**GIVEN EXERCISE**: Make an exact transcription of the material, leaving out all images.

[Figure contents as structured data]
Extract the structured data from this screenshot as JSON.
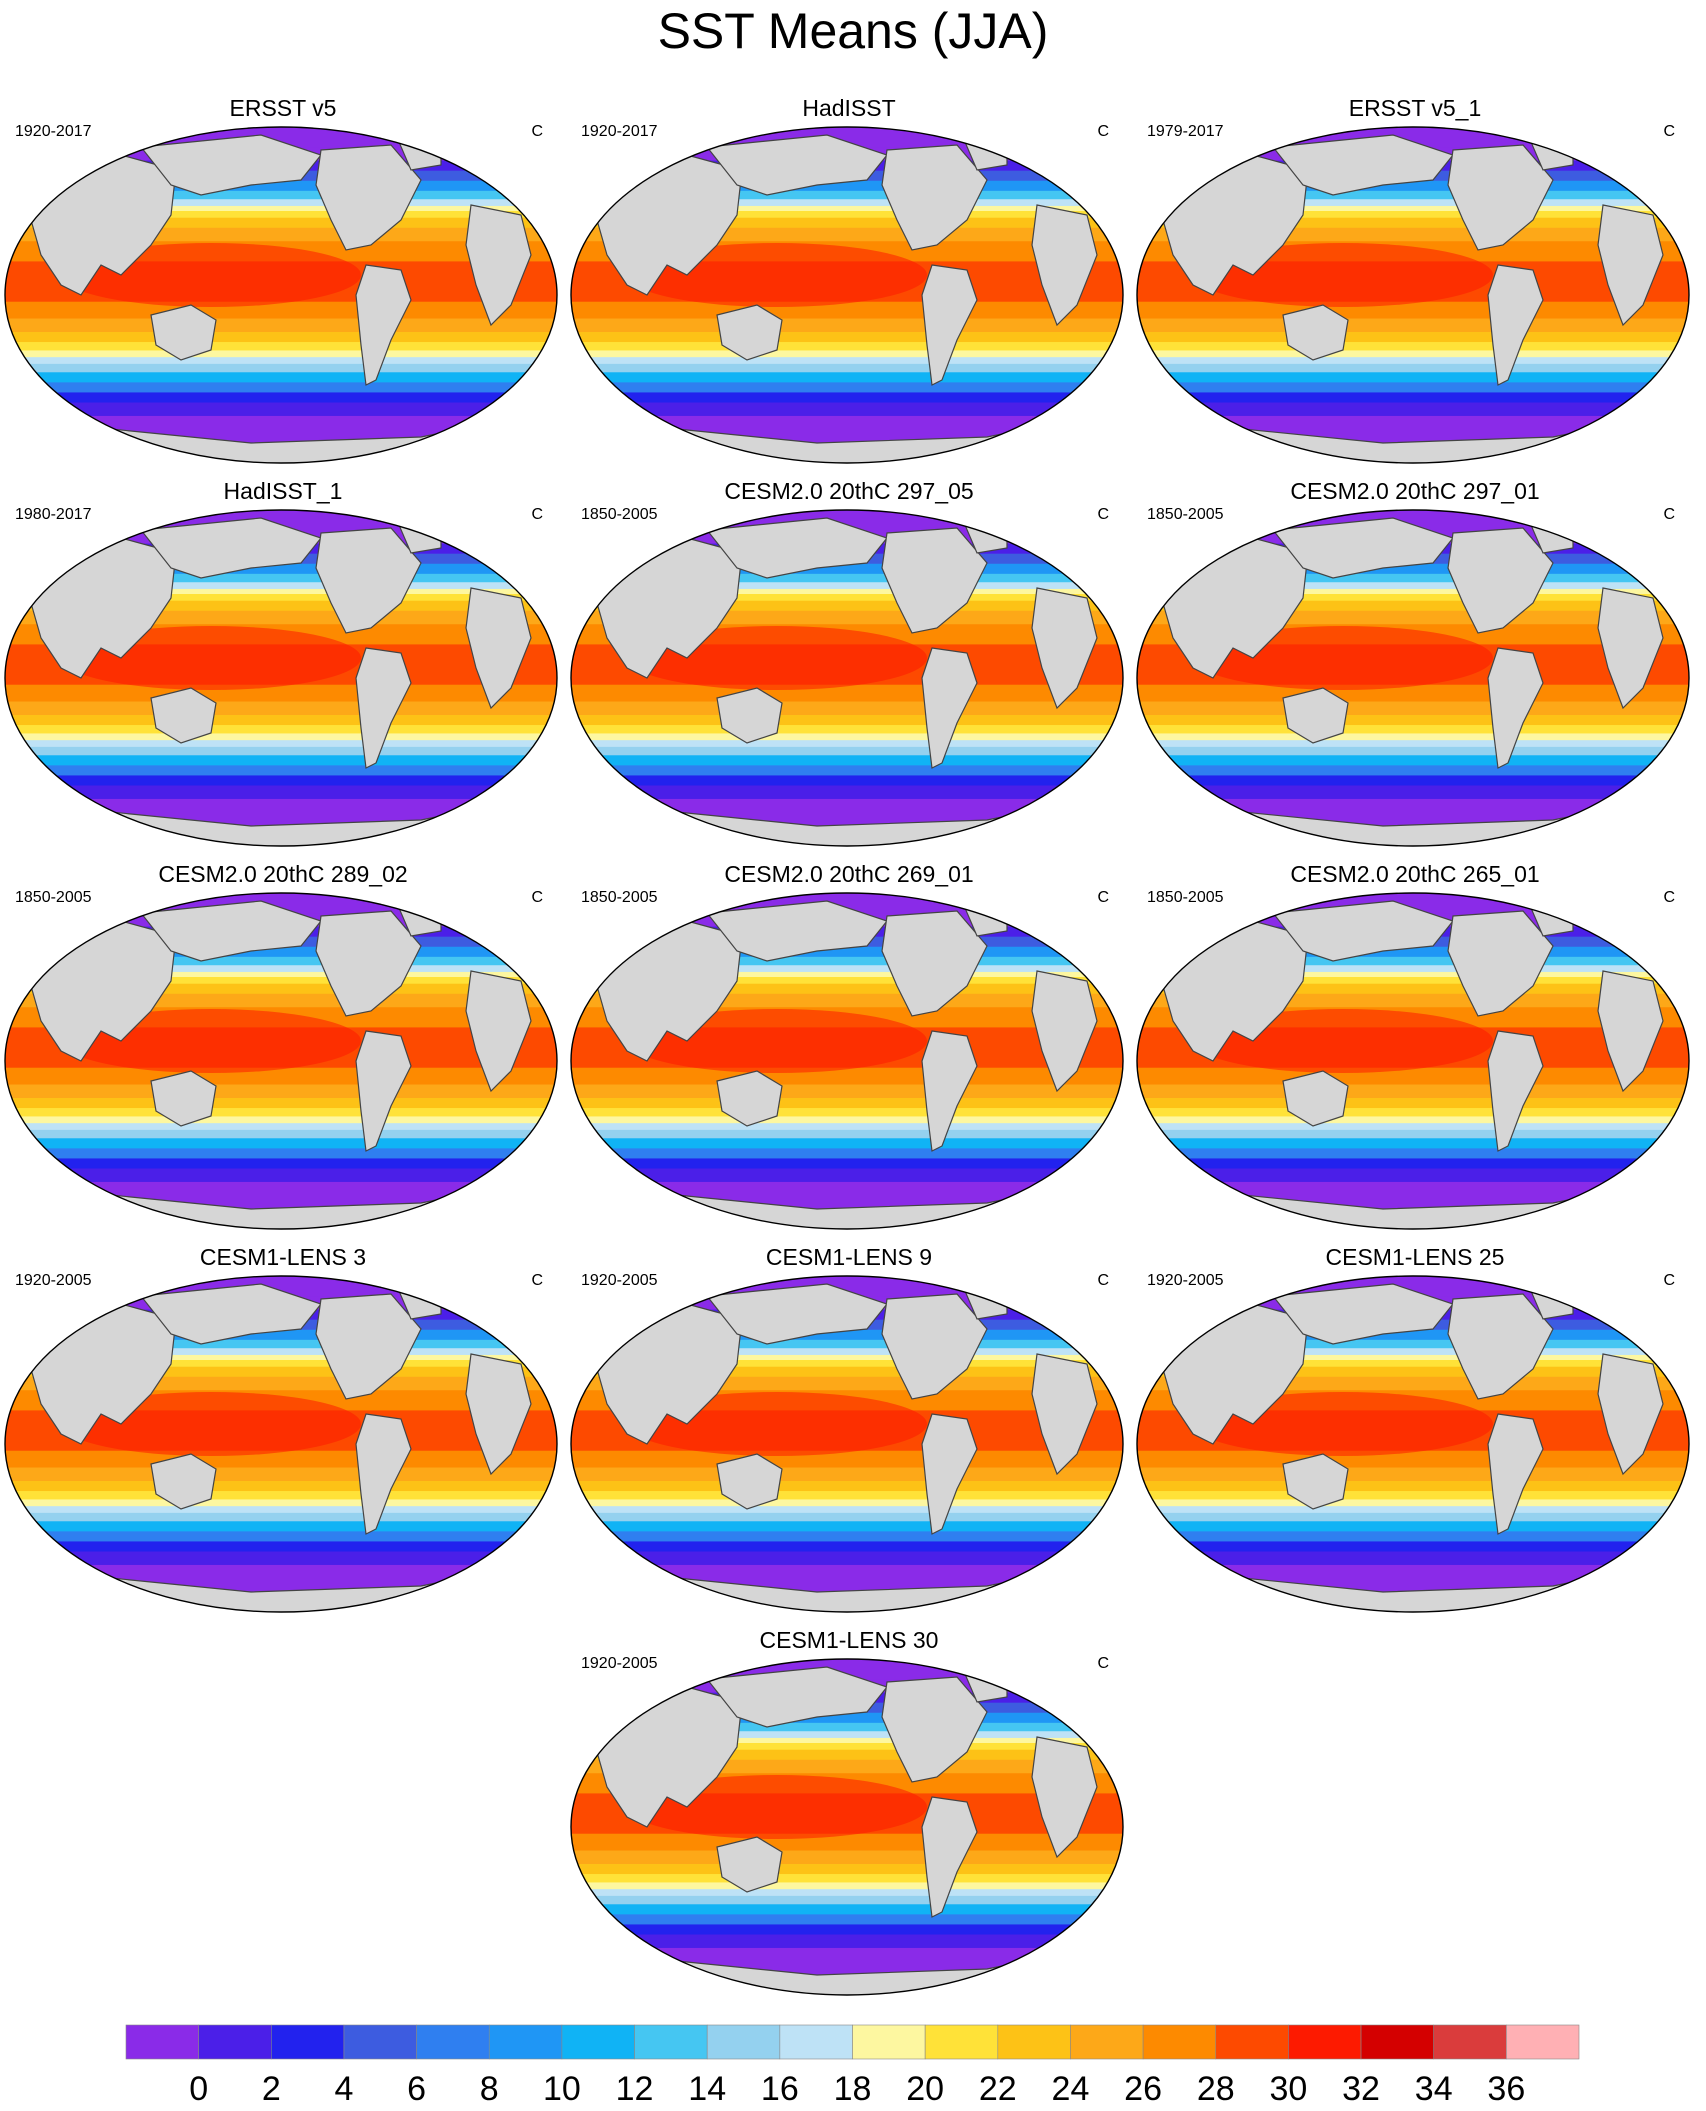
{
  "title": "SST Means (JJA)",
  "panels": [
    {
      "title": "ERSST v5",
      "period": "1920-2017",
      "units": "C"
    },
    {
      "title": "HadISST",
      "period": "1920-2017",
      "units": "C"
    },
    {
      "title": "ERSST v5_1",
      "period": "1979-2017",
      "units": "C"
    },
    {
      "title": "HadISST_1",
      "period": "1980-2017",
      "units": "C"
    },
    {
      "title": "CESM2.0 20thC 297_05",
      "period": "1850-2005",
      "units": "C"
    },
    {
      "title": "CESM2.0 20thC 297_01",
      "period": "1850-2005",
      "units": "C"
    },
    {
      "title": "CESM2.0 20thC 289_02",
      "period": "1850-2005",
      "units": "C"
    },
    {
      "title": "CESM2.0 20thC 269_01",
      "period": "1850-2005",
      "units": "C"
    },
    {
      "title": "CESM2.0 20thC 265_01",
      "period": "1850-2005",
      "units": "C"
    },
    {
      "title": "CESM1-LENS 3",
      "period": "1920-2005",
      "units": "C"
    },
    {
      "title": "CESM1-LENS 9",
      "period": "1920-2005",
      "units": "C"
    },
    {
      "title": "CESM1-LENS 25",
      "period": "1920-2005",
      "units": "C"
    },
    {
      "title": "CESM1-LENS 30",
      "period": "1920-2005",
      "units": "C"
    }
  ],
  "colorbar": {
    "tick_labels": [
      "0",
      "2",
      "4",
      "6",
      "8",
      "10",
      "12",
      "14",
      "16",
      "18",
      "20",
      "22",
      "24",
      "26",
      "28",
      "30",
      "32",
      "34",
      "36"
    ],
    "colors": [
      "#8a2be8",
      "#4b1fe8",
      "#2222ee",
      "#3d5ce0",
      "#2f7ff0",
      "#1f96f5",
      "#10b3f5",
      "#45c6f2",
      "#94d1ef",
      "#bee2f6",
      "#fdf7a0",
      "#ffe238",
      "#fdc216",
      "#fda818",
      "#fd8a00",
      "#fd4a00",
      "#fd1a00",
      "#d40000",
      "#da3c3c",
      "#ffb0b4"
    ],
    "land_color": "#d6d6d6"
  }
}
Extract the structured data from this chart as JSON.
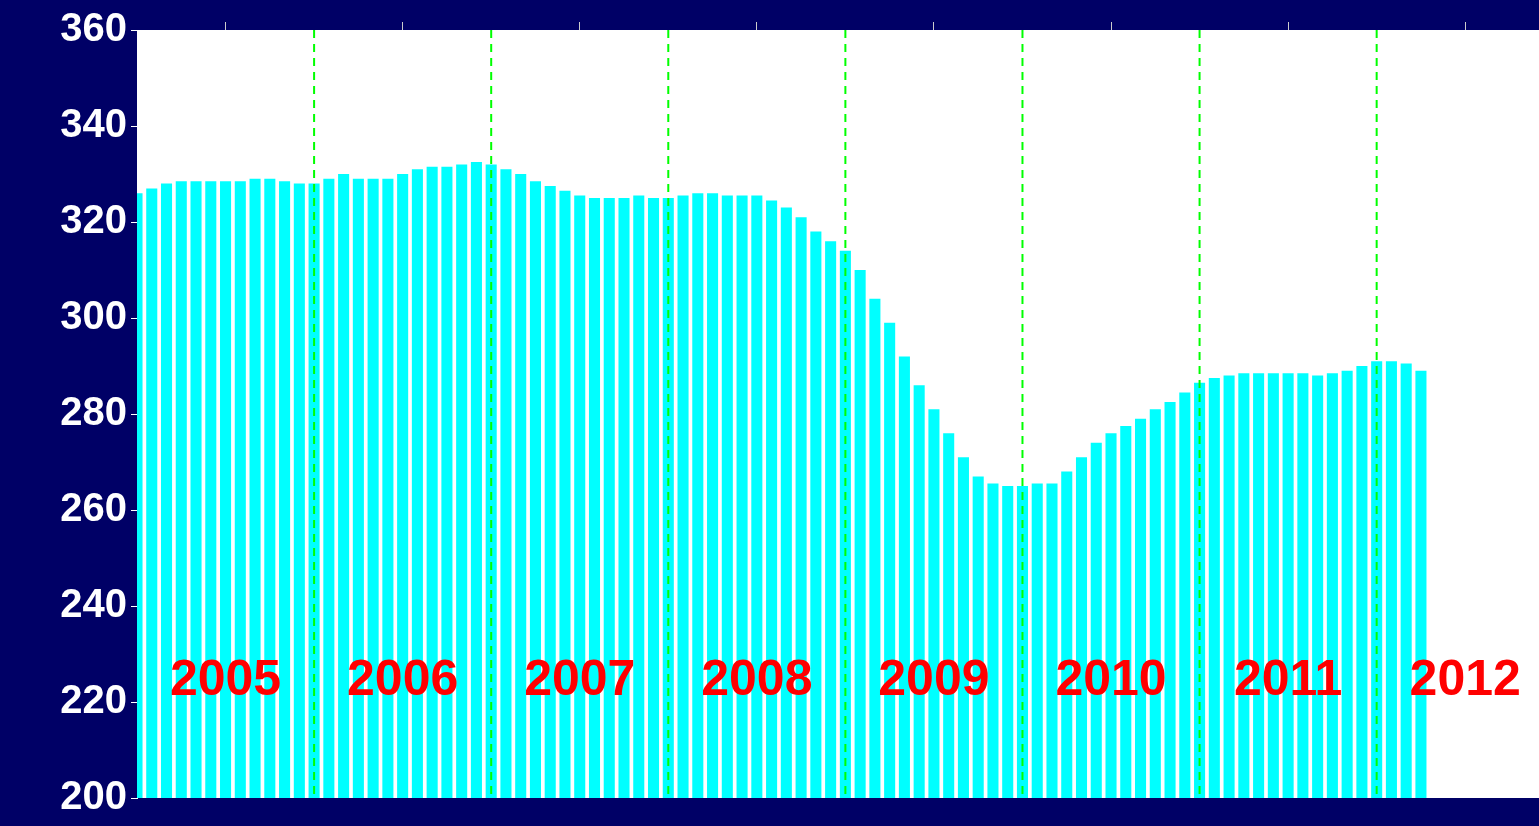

**COMPLETED TASK**:
Extract the structured data from this screenshot as JSON.
{
  "title": "SST Means (JJA)",
  "panels": [
    {
      "title": "ERSST v5",
      "period": "1920-2017",
      "units": "C"
    },
    {
      "title": "HadISST",
      "period": "1920-2017",
      "units": "C"
    },
    {
      "title": "ERSST v5_1",
      "period": "1979-2017",
      "units": "C"
    },
    {
      "title": "HadISST_1",
      "period": "1980-2017",
      "units": "C"
    },
    {
      "title": "CESM2.0 20thC 297_05",
      "period": "1850-2005",
      "units": "C"
    },
    {
      "title": "CESM2.0 20thC 297_01",
      "period": "1850-2005",
      "units": "C"
    },
    {
      "title": "CESM2.0 20thC 289_02",
      "period": "1850-2005",
      "units": "C"
    },
    {
      "title": "CESM2.0 20thC 269_01",
      "period": "1850-2005",
      "units": "C"
    },
    {
      "title": "CESM2.0 20thC 265_01",
      "period": "1850-2005",
      "units": "C"
    },
    {
      "title": "CESM1-LENS 3",
      "period": "1920-2005",
      "units": "C"
    },
    {
      "title": "CESM1-LENS 9",
      "period": "1920-2005",
      "units": "C"
    },
    {
      "title": "CESM1-LENS 25",
      "period": "1920-2005",
      "units": "C"
    },
    {
      "title": "CESM1-LENS 30",
      "period": "1920-2005",
      "units": "C"
    }
  ],
  "colorbar": {
    "tick_labels": [
      "0",
      "2",
      "4",
      "6",
      "8",
      "10",
      "12",
      "14",
      "16",
      "18",
      "20",
      "22",
      "24",
      "26",
      "28",
      "30",
      "32",
      "34",
      "36"
    ],
    "colors": [
      "#8a2be8",
      "#4b1fe8",
      "#2222ee",
      "#3d5ce0",
      "#2f7ff0",
      "#1f96f5",
      "#10b3f5",
      "#45c6f2",
      "#94d1ef",
      "#bee2f6",
      "#fdf7a0",
      "#ffe238",
      "#fdc216",
      "#fda818",
      "#fd8a00",
      "#fd4a00",
      "#fd1a00",
      "#d40000",
      "#da3c3c",
      "#ffb0b4"
    ],
    "land_color": "#d6d6d6"
  }
}
Extract the structured data from this chart as JSON.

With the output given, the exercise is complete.